# [WRITTEN PROBLEM]
State how many lines hold the word "Джон", with no other words.

# [INFORMATION SHOWN]
==*==
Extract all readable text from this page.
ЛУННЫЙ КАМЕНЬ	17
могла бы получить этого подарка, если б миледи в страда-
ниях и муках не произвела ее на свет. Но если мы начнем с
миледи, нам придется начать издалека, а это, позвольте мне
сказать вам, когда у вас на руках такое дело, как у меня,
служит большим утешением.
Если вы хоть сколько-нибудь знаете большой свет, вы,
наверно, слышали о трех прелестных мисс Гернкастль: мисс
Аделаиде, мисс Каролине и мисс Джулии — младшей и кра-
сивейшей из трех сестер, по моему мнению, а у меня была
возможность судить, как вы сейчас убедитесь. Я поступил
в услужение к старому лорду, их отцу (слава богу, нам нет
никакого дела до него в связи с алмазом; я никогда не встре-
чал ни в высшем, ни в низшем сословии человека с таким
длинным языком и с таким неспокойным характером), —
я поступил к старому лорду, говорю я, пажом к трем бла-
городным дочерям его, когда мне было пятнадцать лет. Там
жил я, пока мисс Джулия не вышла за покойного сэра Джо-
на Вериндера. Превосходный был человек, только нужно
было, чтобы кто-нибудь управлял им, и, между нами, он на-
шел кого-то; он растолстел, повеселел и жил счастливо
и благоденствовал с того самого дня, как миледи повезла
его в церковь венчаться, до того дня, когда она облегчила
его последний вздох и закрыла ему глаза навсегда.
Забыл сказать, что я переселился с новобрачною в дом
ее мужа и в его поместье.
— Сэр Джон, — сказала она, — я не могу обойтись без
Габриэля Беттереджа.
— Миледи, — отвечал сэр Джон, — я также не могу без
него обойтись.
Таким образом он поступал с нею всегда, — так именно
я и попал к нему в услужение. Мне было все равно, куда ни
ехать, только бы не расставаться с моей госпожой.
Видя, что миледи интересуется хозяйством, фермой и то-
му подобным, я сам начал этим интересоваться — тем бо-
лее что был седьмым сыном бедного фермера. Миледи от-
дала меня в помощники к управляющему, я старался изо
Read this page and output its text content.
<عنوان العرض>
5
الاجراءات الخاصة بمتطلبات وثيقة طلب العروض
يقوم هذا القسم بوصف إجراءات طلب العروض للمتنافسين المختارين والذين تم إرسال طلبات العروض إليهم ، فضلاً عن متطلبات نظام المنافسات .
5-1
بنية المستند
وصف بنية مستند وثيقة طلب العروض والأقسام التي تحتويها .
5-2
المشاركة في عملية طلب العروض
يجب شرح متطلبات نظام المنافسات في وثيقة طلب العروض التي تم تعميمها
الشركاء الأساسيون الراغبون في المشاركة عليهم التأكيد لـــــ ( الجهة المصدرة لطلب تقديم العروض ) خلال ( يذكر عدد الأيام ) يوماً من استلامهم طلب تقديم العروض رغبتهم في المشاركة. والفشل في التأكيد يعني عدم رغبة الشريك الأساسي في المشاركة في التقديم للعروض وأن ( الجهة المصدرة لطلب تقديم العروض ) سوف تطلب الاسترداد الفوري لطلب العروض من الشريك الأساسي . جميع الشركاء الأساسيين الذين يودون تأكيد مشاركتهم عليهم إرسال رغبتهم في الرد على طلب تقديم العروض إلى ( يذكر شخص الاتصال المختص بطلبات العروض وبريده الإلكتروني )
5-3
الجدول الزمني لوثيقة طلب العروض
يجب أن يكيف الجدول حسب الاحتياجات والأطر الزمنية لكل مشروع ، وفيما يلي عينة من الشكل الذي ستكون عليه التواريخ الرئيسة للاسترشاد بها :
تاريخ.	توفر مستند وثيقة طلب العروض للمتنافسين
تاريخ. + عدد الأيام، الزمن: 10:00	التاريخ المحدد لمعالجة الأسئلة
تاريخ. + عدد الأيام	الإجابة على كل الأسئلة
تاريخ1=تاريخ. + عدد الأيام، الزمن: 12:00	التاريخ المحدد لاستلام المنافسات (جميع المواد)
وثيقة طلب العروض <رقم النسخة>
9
==*==
# [RESULT OF THIS EXERCISE]
2